[TASK DETAILS]: Write out the full listing exactly as given, minus the images.

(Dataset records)
________________________________________

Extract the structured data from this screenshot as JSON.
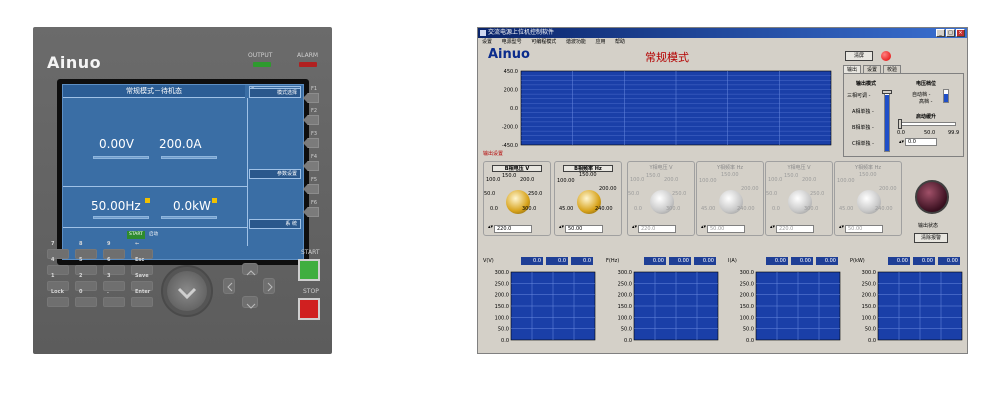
{
  "device": {
    "brand": "Ainuo",
    "indicators": [
      {
        "label": "OUTPUT",
        "color": "#2e9b2e"
      },
      {
        "label": "ALARM",
        "color": "#b02020"
      }
    ],
    "screen": {
      "title": "常规模式－待机态",
      "top_left_tag": "0",
      "voltage": "0.00V",
      "current": "200.0A",
      "frequency": "50.00Hz",
      "power": "0.0kW",
      "status": "START",
      "status_text": "启动",
      "softkeys": [
        "模式选择",
        "参数设置",
        "系 统"
      ]
    },
    "fkeys": [
      "F1",
      "F2",
      "F3",
      "F4",
      "F5",
      "F6"
    ],
    "keypad": [
      [
        "7",
        "8",
        "9",
        "←"
      ],
      [
        "4",
        "5",
        "6",
        "Esc"
      ],
      [
        "1",
        "2",
        "3",
        "Save"
      ],
      [
        "Lock",
        "0",
        ".",
        "Enter"
      ]
    ],
    "start_label": "START",
    "stop_label": "STOP",
    "colors": {
      "start": "#3fae3f",
      "stop": "#d02020",
      "lcd": "#3a6ea5"
    }
  },
  "app": {
    "title": "交流电源上位机控制软件",
    "window_buttons": [
      "_",
      "□",
      "×"
    ],
    "menu": [
      "设置",
      "电源型号",
      "可编程模式",
      "谐波功能",
      "应用",
      "帮助"
    ],
    "logo": "Ainuo",
    "mode_title": "常规模式",
    "clear_button": "清屏",
    "output_settings_label": "输出设置",
    "tabs": [
      "输出",
      "设置",
      "校验"
    ],
    "tab_panel": {
      "output_mode_label": "输出模式",
      "output_modes": [
        "三相可调 -",
        "A相单独 -",
        "B相单独 -",
        "C相单独 -"
      ],
      "voltage_range_label": "电压档位",
      "voltage_ranges": [
        "自动档 -",
        "高档 -"
      ],
      "soft_start_label": "启动缓升",
      "soft_start_scale": [
        "0.0",
        "50.0",
        "99.9"
      ],
      "soft_start_value": "0.0"
    },
    "main_chart": {
      "y_ticks": [
        "450.0",
        "200.0",
        "0.0",
        "-200.0",
        "-450.0"
      ]
    },
    "channels": [
      {
        "label": "B相电压 V",
        "scale": [
          "100.0",
          "150.0",
          "200.0",
          "50.0",
          "250.0",
          "0.0",
          "300.0"
        ],
        "value": "220.0",
        "active": true,
        "color": "#d7a21a"
      },
      {
        "label": "B相频率 Hz",
        "scale": [
          "100.00",
          "150.00",
          "45.00",
          "200.00",
          "240.00"
        ],
        "value": "50.00",
        "active": true,
        "color": "#d7a21a"
      },
      {
        "label": "Y相电压 V",
        "scale": [
          "100.0",
          "150.0",
          "200.0",
          "50.0",
          "250.0",
          "0.0",
          "300.0"
        ],
        "value": "220.0",
        "active": false,
        "color": "#c8c8c8"
      },
      {
        "label": "Y相频率 Hz",
        "scale": [
          "100.00",
          "150.00",
          "45.00",
          "200.00",
          "240.00"
        ],
        "value": "50.00",
        "active": false,
        "color": "#c8c8c8"
      },
      {
        "label": "Y相电压 V",
        "scale": [
          "100.0",
          "150.0",
          "200.0",
          "50.0",
          "250.0",
          "0.0",
          "300.0"
        ],
        "value": "220.0",
        "active": false,
        "color": "#c8c8c8"
      },
      {
        "label": "Y相频率 Hz",
        "scale": [
          "100.00",
          "150.00",
          "45.00",
          "200.00",
          "240.00"
        ],
        "value": "50.00",
        "active": false,
        "color": "#c8c8c8"
      }
    ],
    "output_status_label": "输出状态",
    "alarm_button": "清除报警",
    "mini_charts": [
      {
        "label": "V(V)",
        "values": [
          "0.0",
          "0.0",
          "0.0"
        ]
      },
      {
        "label": "F(Hz)",
        "values": [
          "0.00",
          "0.00",
          "0.00"
        ]
      },
      {
        "label": "I(A)",
        "values": [
          "0.00",
          "0.00",
          "0.00"
        ]
      },
      {
        "label": "P(kW)",
        "values": [
          "0.00",
          "0.00",
          "0.00"
        ]
      }
    ],
    "mini_y_ticks": [
      "300.0",
      "250.0",
      "200.0",
      "150.0",
      "100.0",
      "50.0",
      "0.0"
    ],
    "colors": {
      "plot_bg": "#1a3fa8",
      "grid": "#6a8ae0",
      "accent_red": "#b40000"
    }
  }
}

________________________________________

[PROBLEM SOLUTION]:
Extract the structured data from this screenshot as JSON.
{
  "device": {
    "brand": "Ainuo",
    "indicators": [
      {
        "label": "OUTPUT",
        "color": "#2e9b2e"
      },
      {
        "label": "ALARM",
        "color": "#b02020"
      }
    ],
    "screen": {
      "title": "常规模式－待机态",
      "top_left_tag": "0",
      "voltage": "0.00V",
      "current": "200.0A",
      "frequency": "50.00Hz",
      "power": "0.0kW",
      "status": "START",
      "status_text": "启动",
      "softkeys": [
        "模式选择",
        "参数设置",
        "系 统"
      ]
    },
    "fkeys": [
      "F1",
      "F2",
      "F3",
      "F4",
      "F5",
      "F6"
    ],
    "keypad": [
      [
        "7",
        "8",
        "9",
        "←"
      ],
      [
        "4",
        "5",
        "6",
        "Esc"
      ],
      [
        "1",
        "2",
        "3",
        "Save"
      ],
      [
        "Lock",
        "0",
        ".",
        "Enter"
      ]
    ],
    "start_label": "START",
    "stop_label": "STOP",
    "colors": {
      "start": "#3fae3f",
      "stop": "#d02020",
      "lcd": "#3a6ea5"
    }
  },
  "app": {
    "title": "交流电源上位机控制软件",
    "window_buttons": [
      "_",
      "□",
      "×"
    ],
    "menu": [
      "设置",
      "电源型号",
      "可编程模式",
      "谐波功能",
      "应用",
      "帮助"
    ],
    "logo": "Ainuo",
    "mode_title": "常规模式",
    "clear_button": "清屏",
    "output_settings_label": "输出设置",
    "tabs": [
      "输出",
      "设置",
      "校验"
    ],
    "tab_panel": {
      "output_mode_label": "输出模式",
      "output_modes": [
        "三相可调 -",
        "A相单独 -",
        "B相单独 -",
        "C相单独 -"
      ],
      "voltage_range_label": "电压档位",
      "voltage_ranges": [
        "自动档 -",
        "高档 -"
      ],
      "soft_start_label": "启动缓升",
      "soft_start_scale": [
        "0.0",
        "50.0",
        "99.9"
      ],
      "soft_start_value": "0.0"
    },
    "main_chart": {
      "y_ticks": [
        "450.0",
        "200.0",
        "0.0",
        "-200.0",
        "-450.0"
      ]
    },
    "channels": [
      {
        "label": "B相电压 V",
        "scale": [
          "100.0",
          "150.0",
          "200.0",
          "50.0",
          "250.0",
          "0.0",
          "300.0"
        ],
        "value": "220.0",
        "active": true,
        "color": "#d7a21a"
      },
      {
        "label": "B相频率 Hz",
        "scale": [
          "100.00",
          "150.00",
          "45.00",
          "200.00",
          "240.00"
        ],
        "value": "50.00",
        "active": true,
        "color": "#d7a21a"
      },
      {
        "label": "Y相电压 V",
        "scale": [
          "100.0",
          "150.0",
          "200.0",
          "50.0",
          "250.0",
          "0.0",
          "300.0"
        ],
        "value": "220.0",
        "active": false,
        "color": "#c8c8c8"
      },
      {
        "label": "Y相频率 Hz",
        "scale": [
          "100.00",
          "150.00",
          "45.00",
          "200.00",
          "240.00"
        ],
        "value": "50.00",
        "active": false,
        "color": "#c8c8c8"
      },
      {
        "label": "Y相电压 V",
        "scale": [
          "100.0",
          "150.0",
          "200.0",
          "50.0",
          "250.0",
          "0.0",
          "300.0"
        ],
        "value": "220.0",
        "active": false,
        "color": "#c8c8c8"
      },
      {
        "label": "Y相频率 Hz",
        "scale": [
          "100.00",
          "150.00",
          "45.00",
          "200.00",
          "240.00"
        ],
        "value": "50.00",
        "active": false,
        "color": "#c8c8c8"
      }
    ],
    "output_status_label": "输出状态",
    "alarm_button": "清除报警",
    "mini_charts": [
      {
        "label": "V(V)",
        "values": [
          "0.0",
          "0.0",
          "0.0"
        ]
      },
      {
        "label": "F(Hz)",
        "values": [
          "0.00",
          "0.00",
          "0.00"
        ]
      },
      {
        "label": "I(A)",
        "values": [
          "0.00",
          "0.00",
          "0.00"
        ]
      },
      {
        "label": "P(kW)",
        "values": [
          "0.00",
          "0.00",
          "0.00"
        ]
      }
    ],
    "mini_y_ticks": [
      "300.0",
      "250.0",
      "200.0",
      "150.0",
      "100.0",
      "50.0",
      "0.0"
    ],
    "colors": {
      "plot_bg": "#1a3fa8",
      "grid": "#6a8ae0",
      "accent_red": "#b40000"
    }
  }
}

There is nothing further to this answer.